(TASK GOAL):
Copy each line with the word "Modica" in it.

(GIVEN INFORMATION):
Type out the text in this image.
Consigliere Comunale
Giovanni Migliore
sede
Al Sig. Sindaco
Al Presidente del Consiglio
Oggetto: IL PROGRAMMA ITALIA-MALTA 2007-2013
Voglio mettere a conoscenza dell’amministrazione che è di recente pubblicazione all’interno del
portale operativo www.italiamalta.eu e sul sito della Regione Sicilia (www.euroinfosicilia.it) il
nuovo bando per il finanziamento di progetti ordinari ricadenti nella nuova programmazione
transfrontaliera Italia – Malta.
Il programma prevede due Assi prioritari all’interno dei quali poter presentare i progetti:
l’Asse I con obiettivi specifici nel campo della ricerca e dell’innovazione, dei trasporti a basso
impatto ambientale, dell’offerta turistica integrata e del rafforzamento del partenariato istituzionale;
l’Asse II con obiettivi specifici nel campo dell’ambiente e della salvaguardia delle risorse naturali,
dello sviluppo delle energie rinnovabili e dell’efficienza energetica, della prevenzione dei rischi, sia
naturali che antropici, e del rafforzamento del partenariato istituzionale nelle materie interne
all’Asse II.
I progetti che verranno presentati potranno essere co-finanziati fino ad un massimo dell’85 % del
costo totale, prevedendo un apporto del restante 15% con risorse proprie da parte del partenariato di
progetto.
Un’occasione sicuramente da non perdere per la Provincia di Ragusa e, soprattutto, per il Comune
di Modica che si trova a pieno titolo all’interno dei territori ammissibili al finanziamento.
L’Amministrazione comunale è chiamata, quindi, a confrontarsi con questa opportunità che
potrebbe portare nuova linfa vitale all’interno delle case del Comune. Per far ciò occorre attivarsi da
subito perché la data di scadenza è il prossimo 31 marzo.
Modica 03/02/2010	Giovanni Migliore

(ANSWER TO THIS TASK):
di Modica che si trova a pieno titolo all’interno dei territori ammissibili al finanziamento.
Modica 03/02/2010	Giovanni Migliore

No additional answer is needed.